___ RECORDS SHOWN

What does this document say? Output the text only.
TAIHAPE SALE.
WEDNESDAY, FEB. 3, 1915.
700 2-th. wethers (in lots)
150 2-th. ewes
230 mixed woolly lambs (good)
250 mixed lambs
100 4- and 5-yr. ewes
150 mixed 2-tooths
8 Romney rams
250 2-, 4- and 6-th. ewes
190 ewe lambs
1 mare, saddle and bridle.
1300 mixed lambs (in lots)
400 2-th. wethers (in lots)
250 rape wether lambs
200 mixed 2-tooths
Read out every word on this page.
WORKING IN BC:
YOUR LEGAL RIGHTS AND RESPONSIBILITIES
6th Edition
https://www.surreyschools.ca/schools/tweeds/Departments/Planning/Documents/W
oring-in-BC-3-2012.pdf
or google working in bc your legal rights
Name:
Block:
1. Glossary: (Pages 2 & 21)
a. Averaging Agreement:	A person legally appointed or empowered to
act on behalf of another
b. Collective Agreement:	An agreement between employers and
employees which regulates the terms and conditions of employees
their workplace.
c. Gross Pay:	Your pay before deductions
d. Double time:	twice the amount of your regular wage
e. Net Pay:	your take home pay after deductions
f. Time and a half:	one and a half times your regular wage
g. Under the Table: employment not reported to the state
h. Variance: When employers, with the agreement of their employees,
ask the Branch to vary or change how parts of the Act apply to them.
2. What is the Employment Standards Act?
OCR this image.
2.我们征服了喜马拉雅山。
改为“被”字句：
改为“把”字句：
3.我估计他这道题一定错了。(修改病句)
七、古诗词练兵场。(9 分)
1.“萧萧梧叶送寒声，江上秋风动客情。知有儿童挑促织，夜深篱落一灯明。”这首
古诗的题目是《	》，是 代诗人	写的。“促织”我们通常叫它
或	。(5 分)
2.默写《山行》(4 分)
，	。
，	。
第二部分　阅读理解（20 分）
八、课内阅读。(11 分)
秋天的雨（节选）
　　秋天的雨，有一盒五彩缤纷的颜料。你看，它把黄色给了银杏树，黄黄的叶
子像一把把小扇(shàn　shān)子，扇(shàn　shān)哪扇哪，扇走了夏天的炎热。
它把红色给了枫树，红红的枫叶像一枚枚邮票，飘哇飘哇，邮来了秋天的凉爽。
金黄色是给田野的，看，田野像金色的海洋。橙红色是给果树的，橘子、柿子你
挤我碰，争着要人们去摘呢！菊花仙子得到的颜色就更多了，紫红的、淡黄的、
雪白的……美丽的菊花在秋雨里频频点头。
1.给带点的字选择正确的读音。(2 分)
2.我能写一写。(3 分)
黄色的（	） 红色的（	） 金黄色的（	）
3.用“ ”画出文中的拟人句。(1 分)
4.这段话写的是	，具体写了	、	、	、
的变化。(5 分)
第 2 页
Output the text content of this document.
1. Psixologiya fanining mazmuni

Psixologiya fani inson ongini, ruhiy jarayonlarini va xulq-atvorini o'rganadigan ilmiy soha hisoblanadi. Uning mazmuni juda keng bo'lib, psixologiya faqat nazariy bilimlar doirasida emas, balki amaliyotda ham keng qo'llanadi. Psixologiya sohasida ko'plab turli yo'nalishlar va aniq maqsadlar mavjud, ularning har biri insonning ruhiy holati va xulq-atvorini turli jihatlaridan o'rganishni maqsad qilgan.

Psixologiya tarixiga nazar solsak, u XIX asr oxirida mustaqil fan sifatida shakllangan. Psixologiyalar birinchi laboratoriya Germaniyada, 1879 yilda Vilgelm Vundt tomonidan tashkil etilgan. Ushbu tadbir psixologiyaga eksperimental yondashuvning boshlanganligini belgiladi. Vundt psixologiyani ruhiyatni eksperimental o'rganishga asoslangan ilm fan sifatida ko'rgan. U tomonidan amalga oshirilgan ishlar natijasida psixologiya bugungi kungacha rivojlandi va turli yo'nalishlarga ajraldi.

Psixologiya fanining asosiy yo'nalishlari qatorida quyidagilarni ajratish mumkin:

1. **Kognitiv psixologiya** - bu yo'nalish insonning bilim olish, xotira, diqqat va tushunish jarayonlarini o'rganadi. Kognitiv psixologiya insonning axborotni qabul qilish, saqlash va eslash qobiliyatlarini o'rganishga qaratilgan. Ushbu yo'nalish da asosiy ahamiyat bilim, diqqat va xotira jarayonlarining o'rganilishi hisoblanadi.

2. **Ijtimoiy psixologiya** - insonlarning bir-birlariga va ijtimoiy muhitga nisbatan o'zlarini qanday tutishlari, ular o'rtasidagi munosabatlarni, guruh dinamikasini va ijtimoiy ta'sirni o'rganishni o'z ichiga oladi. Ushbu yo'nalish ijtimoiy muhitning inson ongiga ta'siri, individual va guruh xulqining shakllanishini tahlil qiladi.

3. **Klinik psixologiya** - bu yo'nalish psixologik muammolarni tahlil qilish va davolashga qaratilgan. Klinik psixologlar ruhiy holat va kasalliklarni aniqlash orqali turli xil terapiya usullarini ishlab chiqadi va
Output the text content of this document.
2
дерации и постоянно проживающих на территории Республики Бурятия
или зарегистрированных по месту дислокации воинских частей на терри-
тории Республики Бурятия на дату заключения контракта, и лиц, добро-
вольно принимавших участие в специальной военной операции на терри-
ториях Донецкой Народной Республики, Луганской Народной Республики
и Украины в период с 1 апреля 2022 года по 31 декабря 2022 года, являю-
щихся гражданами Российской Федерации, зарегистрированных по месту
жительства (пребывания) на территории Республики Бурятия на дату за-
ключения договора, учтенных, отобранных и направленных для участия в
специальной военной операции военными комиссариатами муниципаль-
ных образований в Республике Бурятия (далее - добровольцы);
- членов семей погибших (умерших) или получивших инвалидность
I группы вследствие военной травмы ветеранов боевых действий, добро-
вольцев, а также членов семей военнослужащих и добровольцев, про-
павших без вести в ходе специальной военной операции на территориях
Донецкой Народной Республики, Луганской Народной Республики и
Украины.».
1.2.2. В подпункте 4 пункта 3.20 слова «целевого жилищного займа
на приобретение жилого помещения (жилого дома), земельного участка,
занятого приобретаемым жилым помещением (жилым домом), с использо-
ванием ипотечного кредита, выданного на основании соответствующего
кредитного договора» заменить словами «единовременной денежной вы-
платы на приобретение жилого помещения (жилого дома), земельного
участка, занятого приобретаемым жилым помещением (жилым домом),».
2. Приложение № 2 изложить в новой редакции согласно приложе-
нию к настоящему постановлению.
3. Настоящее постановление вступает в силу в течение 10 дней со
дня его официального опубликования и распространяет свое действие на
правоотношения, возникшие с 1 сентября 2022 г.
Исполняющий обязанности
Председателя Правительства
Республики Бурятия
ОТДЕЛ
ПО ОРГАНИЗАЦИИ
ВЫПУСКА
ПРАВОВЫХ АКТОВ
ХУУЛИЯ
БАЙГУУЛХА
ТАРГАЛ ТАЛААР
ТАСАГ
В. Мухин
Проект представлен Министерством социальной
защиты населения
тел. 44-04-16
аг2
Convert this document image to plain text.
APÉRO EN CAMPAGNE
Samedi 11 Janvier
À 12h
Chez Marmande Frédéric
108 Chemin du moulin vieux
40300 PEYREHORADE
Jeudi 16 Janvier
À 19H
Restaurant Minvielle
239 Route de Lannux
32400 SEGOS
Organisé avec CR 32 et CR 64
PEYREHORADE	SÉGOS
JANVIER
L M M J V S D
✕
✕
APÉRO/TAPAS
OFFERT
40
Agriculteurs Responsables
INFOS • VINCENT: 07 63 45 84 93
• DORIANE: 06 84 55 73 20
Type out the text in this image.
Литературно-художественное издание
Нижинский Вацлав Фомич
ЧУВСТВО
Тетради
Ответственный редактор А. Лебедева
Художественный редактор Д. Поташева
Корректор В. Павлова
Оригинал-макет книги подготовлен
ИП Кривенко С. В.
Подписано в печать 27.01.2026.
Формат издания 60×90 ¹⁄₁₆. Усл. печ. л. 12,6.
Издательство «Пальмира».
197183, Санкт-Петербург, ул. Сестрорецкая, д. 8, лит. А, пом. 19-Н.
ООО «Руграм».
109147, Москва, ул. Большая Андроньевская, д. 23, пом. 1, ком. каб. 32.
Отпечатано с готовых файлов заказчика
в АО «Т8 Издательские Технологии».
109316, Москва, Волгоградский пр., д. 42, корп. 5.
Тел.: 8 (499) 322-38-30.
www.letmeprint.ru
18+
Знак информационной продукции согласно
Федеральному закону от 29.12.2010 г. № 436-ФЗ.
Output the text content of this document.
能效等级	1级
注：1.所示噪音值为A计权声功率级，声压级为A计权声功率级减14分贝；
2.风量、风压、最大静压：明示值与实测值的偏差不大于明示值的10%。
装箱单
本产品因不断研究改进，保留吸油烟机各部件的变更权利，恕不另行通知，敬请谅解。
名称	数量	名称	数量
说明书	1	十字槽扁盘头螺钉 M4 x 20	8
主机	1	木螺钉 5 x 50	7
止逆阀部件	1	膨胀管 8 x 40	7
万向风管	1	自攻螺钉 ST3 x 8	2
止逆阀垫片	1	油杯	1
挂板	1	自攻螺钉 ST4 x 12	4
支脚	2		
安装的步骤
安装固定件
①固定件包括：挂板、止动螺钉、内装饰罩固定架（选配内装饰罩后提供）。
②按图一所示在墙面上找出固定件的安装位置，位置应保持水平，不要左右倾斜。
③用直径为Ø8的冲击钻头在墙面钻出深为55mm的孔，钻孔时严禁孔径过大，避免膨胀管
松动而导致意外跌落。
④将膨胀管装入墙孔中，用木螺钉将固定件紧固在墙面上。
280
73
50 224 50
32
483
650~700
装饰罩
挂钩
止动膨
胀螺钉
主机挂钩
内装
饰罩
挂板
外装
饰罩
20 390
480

______

=== WORK TO BE COMPLETED ===
Single out each line of the records above with the string "редактор" in it, and copy it.

=== CORRECT OUTPUT ===
Ответственный редактор А. Лебедева
Художественный редактор Д. Поташева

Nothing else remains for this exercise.